## Record excerpts
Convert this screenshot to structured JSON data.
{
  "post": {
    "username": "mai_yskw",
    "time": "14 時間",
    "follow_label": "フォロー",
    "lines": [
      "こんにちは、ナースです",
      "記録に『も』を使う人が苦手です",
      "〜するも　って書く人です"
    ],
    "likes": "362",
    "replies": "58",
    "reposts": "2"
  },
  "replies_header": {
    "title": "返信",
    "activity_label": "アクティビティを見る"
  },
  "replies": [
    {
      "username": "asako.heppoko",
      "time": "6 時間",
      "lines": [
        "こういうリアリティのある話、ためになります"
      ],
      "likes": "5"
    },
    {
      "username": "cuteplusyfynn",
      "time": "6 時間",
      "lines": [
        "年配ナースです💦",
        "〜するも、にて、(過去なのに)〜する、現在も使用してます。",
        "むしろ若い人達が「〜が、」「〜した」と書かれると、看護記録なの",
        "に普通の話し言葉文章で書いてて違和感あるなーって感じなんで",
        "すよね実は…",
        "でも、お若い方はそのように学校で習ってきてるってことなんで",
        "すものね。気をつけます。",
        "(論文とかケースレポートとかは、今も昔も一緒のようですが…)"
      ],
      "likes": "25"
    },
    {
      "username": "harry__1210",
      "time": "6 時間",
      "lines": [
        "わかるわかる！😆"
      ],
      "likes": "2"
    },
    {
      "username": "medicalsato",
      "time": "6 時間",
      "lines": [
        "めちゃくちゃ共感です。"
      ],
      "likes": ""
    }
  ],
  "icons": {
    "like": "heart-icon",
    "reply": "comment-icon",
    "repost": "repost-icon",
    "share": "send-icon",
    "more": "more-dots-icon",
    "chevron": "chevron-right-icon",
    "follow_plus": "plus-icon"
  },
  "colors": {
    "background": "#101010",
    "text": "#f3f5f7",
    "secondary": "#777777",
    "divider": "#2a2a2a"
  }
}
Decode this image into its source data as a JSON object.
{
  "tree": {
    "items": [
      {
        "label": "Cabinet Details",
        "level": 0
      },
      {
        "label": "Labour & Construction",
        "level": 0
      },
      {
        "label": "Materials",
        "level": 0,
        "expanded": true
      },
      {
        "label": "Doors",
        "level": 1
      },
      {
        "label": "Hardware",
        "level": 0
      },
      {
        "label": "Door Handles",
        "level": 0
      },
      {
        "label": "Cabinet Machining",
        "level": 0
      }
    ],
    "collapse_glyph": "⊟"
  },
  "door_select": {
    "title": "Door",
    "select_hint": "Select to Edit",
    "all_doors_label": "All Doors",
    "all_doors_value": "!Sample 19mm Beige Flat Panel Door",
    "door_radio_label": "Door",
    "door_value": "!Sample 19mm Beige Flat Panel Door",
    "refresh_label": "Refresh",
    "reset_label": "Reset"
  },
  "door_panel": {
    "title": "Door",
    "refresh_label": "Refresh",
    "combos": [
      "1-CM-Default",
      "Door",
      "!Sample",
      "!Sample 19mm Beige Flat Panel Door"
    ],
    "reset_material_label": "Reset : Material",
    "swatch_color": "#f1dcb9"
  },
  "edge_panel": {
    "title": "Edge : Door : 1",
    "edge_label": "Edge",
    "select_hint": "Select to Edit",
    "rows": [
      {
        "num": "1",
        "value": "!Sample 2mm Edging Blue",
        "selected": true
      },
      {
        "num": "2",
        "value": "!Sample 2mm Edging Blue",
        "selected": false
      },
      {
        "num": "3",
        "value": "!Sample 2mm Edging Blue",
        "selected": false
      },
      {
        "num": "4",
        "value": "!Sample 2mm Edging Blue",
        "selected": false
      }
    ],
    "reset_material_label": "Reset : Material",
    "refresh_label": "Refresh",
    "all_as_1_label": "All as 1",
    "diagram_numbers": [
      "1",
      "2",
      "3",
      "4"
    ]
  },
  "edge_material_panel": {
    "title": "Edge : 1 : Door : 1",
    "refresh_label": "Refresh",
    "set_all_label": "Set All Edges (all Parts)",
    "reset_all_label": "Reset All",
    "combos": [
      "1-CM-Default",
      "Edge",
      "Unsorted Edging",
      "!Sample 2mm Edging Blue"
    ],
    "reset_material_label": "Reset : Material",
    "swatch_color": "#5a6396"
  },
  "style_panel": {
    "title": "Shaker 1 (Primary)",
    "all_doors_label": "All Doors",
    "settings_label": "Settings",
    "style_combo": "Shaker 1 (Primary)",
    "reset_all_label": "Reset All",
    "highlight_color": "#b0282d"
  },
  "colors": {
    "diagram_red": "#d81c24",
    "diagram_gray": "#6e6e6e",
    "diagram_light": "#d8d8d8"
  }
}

## The task
Return all of the entries exactly as written.

## Complete answer
Convert this screenshot to structured JSON data.
{
  "post": {
    "username": "mai_yskw",
    "time": "14 時間",
    "follow_label": "フォロー",
    "lines": [
      "こんにちは、ナースです",
      "記録に『も』を使う人が苦手です",
      "〜するも　って書く人です"
    ],
    "likes": "362",
    "replies": "58",
    "reposts": "2"
  },
  "replies_header": {
    "title": "返信",
    "activity_label": "アクティビティを見る"
  },
  "replies": [
    {
      "username": "asako.heppoko",
      "time": "6 時間",
      "lines": [
        "こういうリアリティのある話、ためになります"
      ],
      "likes": "5"
    },
    {
      "username": "cuteplusyfynn",
      "time": "6 時間",
      "lines": [
        "年配ナースです💦",
        "〜するも、にて、(過去なのに)〜する、現在も使用してます。",
        "むしろ若い人達が「〜が、」「〜した」と書かれると、看護記録なの",
        "に普通の話し言葉文章で書いてて違和感あるなーって感じなんで",
        "すよね実は…",
        "でも、お若い方はそのように学校で習ってきてるってことなんで",
        "すものね。気をつけます。",
        "(論文とかケースレポートとかは、今も昔も一緒のようですが…)"
      ],
      "likes": "25"
    },
    {
      "username": "harry__1210",
      "time": "6 時間",
      "lines": [
        "わかるわかる！😆"
      ],
      "likes": "2"
    },
    {
      "username": "medicalsato",
      "time": "6 時間",
      "lines": [
        "めちゃくちゃ共感です。"
      ],
      "likes": ""
    }
  ],
  "icons": {
    "like": "heart-icon",
    "reply": "comment-icon",
    "repost": "repost-icon",
    "share": "send-icon",
    "more": "more-dots-icon",
    "chevron": "chevron-right-icon",
    "follow_plus": "plus-icon"
  },
  "colors": {
    "background": "#101010",
    "text": "#f3f5f7",
    "secondary": "#777777",
    "divider": "#2a2a2a"
  }
}
Decode this image into its source data as a JSON object.
{
  "tree": {
    "items": [
      {
        "label": "Cabinet Details",
        "level": 0
      },
      {
        "label": "Labour & Construction",
        "level": 0
      },
      {
        "label": "Materials",
        "level": 0,
        "expanded": true
      },
      {
        "label": "Doors",
        "level": 1
      },
      {
        "label": "Hardware",
        "level": 0
      },
      {
        "label": "Door Handles",
        "level": 0
      },
      {
        "label": "Cabinet Machining",
        "level": 0
      }
    ],
    "collapse_glyph": "⊟"
  },
  "door_select": {
    "title": "Door",
    "select_hint": "Select to Edit",
    "all_doors_label": "All Doors",
    "all_doors_value": "!Sample 19mm Beige Flat Panel Door",
    "door_radio_label": "Door",
    "door_value": "!Sample 19mm Beige Flat Panel Door",
    "refresh_label": "Refresh",
    "reset_label": "Reset"
  },
  "door_panel": {
    "title": "Door",
    "refresh_label": "Refresh",
    "combos": [
      "1-CM-Default",
      "Door",
      "!Sample",
      "!Sample 19mm Beige Flat Panel Door"
    ],
    "reset_material_label": "Reset : Material",
    "swatch_color": "#f1dcb9"
  },
  "edge_panel": {
    "title": "Edge : Door : 1",
    "edge_label": "Edge",
    "select_hint": "Select to Edit",
    "rows": [
      {
        "num": "1",
        "value": "!Sample 2mm Edging Blue",
        "selected": true
      },
      {
        "num": "2",
        "value": "!Sample 2mm Edging Blue",
        "selected": false
      },
      {
        "num": "3",
        "value": "!Sample 2mm Edging Blue",
        "selected": false
      },
      {
        "num": "4",
        "value": "!Sample 2mm Edging Blue",
        "selected": false
      }
    ],
    "reset_material_label": "Reset : Material",
    "refresh_label": "Refresh",
    "all_as_1_label": "All as 1",
    "diagram_numbers": [
      "1",
      "2",
      "3",
      "4"
    ]
  },
  "edge_material_panel": {
    "title": "Edge : 1 : Door : 1",
    "refresh_label": "Refresh",
    "set_all_label": "Set All Edges (all Parts)",
    "reset_all_label": "Reset All",
    "combos": [
      "1-CM-Default",
      "Edge",
      "Unsorted Edging",
      "!Sample 2mm Edging Blue"
    ],
    "reset_material_label": "Reset : Material",
    "swatch_color": "#5a6396"
  },
  "style_panel": {
    "title": "Shaker 1 (Primary)",
    "all_doors_label": "All Doors",
    "settings_label": "Settings",
    "style_combo": "Shaker 1 (Primary)",
    "reset_all_label": "Reset All",
    "highlight_color": "#b0282d"
  },
  "colors": {
    "diagram_red": "#d81c24",
    "diagram_gray": "#6e6e6e",
    "diagram_light": "#d8d8d8"
  }
}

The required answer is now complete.